## START Data for processing
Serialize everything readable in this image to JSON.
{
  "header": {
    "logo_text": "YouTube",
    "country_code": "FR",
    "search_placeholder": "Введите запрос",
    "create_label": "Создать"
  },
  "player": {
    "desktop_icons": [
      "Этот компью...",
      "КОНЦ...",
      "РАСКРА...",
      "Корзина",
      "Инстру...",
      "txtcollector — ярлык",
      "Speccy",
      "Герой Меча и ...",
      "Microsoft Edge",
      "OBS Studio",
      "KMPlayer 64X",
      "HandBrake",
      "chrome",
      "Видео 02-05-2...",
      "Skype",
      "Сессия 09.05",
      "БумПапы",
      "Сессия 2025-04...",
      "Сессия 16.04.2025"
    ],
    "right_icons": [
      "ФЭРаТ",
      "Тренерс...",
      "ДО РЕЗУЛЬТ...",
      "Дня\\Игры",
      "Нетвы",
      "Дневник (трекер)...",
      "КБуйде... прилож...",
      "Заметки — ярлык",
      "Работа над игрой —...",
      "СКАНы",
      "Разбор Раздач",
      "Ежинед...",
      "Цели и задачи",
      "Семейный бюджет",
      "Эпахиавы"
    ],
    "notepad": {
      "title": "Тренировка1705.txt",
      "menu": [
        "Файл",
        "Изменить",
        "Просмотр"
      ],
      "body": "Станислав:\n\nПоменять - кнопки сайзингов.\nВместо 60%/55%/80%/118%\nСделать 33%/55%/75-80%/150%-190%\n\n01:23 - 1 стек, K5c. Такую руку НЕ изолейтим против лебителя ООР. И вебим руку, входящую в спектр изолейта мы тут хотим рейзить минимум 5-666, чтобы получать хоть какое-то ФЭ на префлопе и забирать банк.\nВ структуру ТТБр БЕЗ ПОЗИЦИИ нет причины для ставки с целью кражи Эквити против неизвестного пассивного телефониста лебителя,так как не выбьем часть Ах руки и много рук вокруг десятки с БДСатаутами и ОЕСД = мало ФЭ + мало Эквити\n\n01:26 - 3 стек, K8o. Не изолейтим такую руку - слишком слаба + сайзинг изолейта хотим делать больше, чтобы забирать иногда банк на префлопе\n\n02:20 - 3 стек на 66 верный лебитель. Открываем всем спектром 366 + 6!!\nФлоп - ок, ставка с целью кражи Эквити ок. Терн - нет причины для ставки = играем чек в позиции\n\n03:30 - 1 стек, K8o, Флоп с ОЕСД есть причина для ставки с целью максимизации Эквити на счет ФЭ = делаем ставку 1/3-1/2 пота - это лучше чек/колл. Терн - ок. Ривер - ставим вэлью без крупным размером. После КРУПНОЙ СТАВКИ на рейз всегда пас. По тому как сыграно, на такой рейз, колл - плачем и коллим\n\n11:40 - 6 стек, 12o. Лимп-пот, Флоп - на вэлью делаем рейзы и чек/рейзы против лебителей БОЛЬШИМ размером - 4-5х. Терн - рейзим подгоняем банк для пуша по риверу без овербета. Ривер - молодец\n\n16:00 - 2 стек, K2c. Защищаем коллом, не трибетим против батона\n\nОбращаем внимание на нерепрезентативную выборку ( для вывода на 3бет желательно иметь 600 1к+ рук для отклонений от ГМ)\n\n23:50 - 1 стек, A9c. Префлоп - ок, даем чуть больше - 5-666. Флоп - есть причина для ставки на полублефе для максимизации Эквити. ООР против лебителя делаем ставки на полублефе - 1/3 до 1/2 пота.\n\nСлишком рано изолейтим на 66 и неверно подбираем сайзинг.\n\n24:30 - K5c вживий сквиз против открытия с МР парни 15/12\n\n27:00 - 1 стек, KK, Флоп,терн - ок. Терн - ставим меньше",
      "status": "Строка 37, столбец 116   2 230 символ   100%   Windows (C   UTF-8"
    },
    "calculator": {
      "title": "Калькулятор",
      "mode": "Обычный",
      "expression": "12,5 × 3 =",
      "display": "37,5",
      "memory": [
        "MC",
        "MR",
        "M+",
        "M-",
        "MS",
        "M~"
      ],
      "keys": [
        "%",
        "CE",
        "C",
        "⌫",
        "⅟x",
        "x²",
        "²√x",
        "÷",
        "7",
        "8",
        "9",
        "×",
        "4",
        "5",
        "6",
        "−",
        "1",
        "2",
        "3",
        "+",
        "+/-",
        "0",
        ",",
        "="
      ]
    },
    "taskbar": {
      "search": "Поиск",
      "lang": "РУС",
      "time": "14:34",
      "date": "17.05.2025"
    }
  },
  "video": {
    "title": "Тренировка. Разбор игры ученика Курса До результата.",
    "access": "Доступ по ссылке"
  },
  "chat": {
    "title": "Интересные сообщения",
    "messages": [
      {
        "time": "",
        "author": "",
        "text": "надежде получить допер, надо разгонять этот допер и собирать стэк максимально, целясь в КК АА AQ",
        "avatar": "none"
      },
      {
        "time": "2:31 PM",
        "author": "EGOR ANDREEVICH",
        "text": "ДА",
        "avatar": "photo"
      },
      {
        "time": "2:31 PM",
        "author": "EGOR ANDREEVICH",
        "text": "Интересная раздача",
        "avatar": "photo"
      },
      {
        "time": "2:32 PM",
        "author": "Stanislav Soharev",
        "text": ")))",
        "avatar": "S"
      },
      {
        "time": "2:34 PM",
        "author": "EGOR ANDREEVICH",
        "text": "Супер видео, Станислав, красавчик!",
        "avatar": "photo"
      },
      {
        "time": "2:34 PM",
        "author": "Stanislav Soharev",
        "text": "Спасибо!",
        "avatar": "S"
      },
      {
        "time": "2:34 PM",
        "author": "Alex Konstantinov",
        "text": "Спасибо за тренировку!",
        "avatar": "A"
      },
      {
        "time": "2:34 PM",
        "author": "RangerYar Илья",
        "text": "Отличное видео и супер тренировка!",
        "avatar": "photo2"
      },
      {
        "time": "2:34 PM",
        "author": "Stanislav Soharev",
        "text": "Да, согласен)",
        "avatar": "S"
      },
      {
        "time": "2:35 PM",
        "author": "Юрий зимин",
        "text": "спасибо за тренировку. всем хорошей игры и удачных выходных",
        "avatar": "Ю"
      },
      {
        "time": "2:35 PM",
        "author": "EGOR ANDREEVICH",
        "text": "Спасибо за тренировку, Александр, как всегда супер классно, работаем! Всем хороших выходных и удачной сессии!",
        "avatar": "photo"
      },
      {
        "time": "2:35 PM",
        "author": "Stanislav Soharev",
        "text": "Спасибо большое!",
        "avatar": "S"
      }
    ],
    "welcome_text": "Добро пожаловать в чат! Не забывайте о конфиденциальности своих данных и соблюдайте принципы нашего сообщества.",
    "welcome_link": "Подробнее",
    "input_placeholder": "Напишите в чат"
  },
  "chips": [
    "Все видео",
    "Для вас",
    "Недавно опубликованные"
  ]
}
## END Data for processing
## Your objective
Report only the number of lines that hold the word "тренировку".

## The completed task
3